__WHAT TO PRODUCE__.
Copy every line with the string "this" in it.

__MATERIAL TO PROCESS__.

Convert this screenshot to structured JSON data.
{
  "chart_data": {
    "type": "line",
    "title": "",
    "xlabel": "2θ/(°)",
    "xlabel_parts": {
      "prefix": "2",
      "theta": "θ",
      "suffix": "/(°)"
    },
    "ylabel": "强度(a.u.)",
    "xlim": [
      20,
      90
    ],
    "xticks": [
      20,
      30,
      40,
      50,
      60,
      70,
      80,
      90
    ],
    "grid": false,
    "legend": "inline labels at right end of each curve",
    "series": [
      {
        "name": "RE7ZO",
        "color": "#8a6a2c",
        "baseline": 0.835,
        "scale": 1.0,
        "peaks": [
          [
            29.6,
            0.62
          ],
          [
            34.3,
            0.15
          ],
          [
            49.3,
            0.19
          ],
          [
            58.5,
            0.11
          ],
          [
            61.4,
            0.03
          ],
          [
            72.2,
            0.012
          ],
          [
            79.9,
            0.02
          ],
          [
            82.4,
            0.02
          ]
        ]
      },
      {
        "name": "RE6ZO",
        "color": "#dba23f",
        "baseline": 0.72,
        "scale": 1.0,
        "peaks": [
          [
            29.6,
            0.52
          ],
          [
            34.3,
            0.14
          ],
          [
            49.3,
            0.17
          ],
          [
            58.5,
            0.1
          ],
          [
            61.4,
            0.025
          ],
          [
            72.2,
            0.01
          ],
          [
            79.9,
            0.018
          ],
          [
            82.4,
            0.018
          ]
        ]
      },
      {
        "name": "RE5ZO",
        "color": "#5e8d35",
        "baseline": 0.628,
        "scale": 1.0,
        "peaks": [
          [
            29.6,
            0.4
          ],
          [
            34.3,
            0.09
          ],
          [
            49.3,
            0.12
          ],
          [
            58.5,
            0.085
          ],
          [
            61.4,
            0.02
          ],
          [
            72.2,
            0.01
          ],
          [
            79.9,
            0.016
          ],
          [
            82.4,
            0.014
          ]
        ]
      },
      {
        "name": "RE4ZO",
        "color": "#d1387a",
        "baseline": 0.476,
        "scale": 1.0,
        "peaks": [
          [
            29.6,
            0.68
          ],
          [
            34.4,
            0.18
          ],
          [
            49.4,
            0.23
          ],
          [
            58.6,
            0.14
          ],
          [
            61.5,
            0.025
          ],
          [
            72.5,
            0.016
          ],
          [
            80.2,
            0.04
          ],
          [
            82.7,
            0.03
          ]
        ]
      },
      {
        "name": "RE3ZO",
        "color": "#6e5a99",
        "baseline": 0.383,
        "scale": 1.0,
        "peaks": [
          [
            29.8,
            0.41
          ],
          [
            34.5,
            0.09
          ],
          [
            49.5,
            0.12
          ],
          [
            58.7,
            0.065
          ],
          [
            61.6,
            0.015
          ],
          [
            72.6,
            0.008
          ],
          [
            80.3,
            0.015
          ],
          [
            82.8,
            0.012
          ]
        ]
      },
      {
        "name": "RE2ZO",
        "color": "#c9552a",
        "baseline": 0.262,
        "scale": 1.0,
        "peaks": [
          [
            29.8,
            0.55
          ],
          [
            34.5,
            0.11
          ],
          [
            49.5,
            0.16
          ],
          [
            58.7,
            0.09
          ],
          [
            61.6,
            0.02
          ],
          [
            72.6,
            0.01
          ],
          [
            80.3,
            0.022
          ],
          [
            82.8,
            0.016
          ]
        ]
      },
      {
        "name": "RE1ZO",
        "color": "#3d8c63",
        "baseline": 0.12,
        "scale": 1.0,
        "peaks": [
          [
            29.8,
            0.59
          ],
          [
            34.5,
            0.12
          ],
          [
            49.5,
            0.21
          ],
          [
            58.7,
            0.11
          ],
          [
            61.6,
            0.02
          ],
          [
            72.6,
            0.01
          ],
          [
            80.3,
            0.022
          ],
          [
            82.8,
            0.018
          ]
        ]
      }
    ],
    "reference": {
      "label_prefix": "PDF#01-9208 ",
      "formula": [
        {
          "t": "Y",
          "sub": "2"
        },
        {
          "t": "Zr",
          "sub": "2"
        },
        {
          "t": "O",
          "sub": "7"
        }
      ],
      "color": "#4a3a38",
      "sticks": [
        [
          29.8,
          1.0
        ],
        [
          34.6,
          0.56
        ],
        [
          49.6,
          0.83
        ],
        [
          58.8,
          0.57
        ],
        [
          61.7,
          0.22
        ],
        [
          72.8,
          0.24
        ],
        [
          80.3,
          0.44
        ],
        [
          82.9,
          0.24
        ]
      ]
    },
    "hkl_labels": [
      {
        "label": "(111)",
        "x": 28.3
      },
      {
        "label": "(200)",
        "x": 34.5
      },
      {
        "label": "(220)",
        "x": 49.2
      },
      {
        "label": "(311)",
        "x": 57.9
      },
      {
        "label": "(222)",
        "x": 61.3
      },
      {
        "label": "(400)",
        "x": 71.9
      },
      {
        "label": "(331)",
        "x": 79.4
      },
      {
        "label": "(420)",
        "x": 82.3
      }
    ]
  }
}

--

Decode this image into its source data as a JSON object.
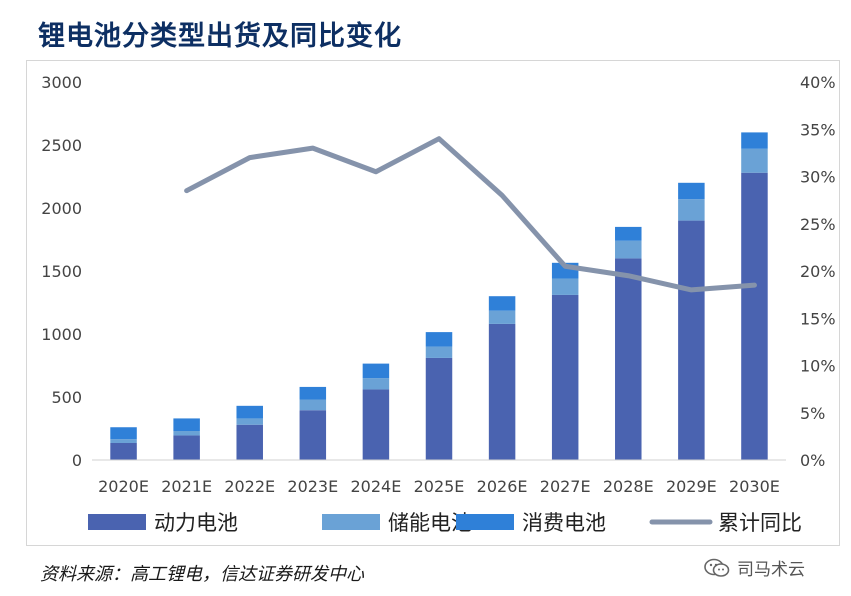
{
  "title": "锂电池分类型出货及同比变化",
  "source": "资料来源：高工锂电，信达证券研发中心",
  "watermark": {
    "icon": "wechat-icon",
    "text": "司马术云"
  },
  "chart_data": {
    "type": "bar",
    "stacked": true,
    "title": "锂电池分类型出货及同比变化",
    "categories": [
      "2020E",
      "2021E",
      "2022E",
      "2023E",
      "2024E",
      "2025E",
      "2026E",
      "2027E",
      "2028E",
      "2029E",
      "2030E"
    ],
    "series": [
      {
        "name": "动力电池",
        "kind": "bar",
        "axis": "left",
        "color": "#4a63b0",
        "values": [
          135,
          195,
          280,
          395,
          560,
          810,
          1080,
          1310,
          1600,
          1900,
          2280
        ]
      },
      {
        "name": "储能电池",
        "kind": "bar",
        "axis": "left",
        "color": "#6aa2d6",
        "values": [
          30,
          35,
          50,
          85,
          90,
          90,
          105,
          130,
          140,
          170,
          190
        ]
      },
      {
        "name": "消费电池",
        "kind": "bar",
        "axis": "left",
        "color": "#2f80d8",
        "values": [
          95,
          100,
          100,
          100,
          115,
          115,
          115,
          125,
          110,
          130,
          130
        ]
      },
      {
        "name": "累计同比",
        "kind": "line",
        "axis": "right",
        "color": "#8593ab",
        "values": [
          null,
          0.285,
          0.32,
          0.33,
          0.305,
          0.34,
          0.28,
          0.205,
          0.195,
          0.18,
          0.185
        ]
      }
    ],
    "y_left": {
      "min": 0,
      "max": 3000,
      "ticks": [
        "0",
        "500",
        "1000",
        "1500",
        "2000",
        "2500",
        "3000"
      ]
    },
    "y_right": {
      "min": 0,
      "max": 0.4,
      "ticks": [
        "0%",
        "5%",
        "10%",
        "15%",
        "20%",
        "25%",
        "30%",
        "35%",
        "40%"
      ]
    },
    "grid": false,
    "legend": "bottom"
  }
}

__EXPECTED ANSWER__.
Convert this screenshot to structured JSON data.
Decode this image into its source data as a JSON object.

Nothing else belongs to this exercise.